(DATA SHOWN):
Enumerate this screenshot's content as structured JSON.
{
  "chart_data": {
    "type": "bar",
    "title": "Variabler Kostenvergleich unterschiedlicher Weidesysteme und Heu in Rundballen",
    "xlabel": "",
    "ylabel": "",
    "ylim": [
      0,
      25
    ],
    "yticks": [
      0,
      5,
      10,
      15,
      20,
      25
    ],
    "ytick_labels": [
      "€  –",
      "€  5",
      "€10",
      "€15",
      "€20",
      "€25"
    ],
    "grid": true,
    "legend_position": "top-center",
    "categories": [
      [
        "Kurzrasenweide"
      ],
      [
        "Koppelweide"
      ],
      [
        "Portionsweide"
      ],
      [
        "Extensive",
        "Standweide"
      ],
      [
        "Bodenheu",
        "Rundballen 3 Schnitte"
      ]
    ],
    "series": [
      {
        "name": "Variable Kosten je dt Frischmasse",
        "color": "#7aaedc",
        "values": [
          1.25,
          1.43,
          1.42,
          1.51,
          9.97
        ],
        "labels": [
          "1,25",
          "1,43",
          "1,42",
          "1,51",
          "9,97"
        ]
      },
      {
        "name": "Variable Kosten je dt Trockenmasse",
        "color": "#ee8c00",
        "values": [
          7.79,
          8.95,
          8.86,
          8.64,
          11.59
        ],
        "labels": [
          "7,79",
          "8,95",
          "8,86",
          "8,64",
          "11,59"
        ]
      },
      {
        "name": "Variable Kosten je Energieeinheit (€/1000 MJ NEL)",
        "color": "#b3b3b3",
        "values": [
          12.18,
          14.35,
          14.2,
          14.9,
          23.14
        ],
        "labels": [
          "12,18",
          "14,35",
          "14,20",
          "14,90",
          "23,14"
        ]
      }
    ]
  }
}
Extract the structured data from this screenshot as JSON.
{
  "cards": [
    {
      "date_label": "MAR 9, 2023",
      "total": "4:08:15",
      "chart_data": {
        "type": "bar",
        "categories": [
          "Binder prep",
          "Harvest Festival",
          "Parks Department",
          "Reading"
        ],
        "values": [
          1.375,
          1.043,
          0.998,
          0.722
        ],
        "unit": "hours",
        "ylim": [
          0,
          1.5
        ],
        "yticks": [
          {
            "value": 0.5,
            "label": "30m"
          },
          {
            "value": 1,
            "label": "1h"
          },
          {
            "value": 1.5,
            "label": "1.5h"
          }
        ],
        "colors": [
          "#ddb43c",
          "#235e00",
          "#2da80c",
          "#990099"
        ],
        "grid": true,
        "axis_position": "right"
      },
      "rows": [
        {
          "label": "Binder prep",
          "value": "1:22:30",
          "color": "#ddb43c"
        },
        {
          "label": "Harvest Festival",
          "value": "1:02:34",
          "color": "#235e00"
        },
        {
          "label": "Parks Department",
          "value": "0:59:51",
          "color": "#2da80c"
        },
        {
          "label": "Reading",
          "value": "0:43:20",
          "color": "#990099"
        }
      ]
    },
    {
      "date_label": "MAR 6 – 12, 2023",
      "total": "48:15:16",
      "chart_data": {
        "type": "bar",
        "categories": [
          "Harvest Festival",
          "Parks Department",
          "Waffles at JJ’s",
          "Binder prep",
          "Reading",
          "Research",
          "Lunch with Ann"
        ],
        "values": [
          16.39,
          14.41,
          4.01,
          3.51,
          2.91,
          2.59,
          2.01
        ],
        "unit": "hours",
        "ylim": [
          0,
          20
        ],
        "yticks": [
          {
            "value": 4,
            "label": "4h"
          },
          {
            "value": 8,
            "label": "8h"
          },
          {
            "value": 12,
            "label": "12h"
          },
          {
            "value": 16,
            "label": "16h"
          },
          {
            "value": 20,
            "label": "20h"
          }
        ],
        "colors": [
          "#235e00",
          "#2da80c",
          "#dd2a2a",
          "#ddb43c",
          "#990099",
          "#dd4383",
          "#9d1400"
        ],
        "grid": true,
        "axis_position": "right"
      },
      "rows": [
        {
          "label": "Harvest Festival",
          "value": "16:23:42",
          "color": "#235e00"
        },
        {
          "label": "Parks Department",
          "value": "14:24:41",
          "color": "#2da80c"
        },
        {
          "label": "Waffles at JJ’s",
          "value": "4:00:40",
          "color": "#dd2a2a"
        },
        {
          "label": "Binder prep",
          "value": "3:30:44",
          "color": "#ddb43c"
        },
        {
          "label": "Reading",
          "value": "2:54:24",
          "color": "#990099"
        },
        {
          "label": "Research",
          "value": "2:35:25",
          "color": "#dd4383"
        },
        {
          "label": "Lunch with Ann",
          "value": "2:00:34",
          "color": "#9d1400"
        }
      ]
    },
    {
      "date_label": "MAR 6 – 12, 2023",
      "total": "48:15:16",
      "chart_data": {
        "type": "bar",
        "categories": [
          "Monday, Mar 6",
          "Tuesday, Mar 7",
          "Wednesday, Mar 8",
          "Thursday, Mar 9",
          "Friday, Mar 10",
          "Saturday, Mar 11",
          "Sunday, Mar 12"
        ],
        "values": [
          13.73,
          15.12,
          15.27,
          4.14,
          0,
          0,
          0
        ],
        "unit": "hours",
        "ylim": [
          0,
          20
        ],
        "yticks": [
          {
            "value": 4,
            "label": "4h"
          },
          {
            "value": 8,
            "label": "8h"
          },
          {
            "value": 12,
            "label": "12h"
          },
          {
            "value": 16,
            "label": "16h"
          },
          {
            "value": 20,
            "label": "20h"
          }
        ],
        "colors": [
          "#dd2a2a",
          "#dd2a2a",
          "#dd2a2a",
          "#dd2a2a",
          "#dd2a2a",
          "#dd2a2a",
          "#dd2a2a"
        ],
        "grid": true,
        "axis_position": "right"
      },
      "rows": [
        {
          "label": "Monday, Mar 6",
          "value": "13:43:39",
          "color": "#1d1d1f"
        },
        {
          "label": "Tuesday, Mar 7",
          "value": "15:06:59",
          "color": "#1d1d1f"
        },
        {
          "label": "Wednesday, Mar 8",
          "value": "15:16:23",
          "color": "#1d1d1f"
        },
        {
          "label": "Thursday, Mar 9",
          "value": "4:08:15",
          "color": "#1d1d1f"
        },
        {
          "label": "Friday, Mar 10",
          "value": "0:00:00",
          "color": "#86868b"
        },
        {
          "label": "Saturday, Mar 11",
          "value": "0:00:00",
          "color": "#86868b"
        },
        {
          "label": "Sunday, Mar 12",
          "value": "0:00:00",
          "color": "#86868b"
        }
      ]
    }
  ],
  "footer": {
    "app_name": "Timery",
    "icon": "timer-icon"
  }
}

(GIVEN INSTRUCTION): Return every line above that contains the word "screenshot".

(SOLUTION):
Enumerate this screenshot's content as structured JSON.
Extract the structured data from this screenshot as JSON.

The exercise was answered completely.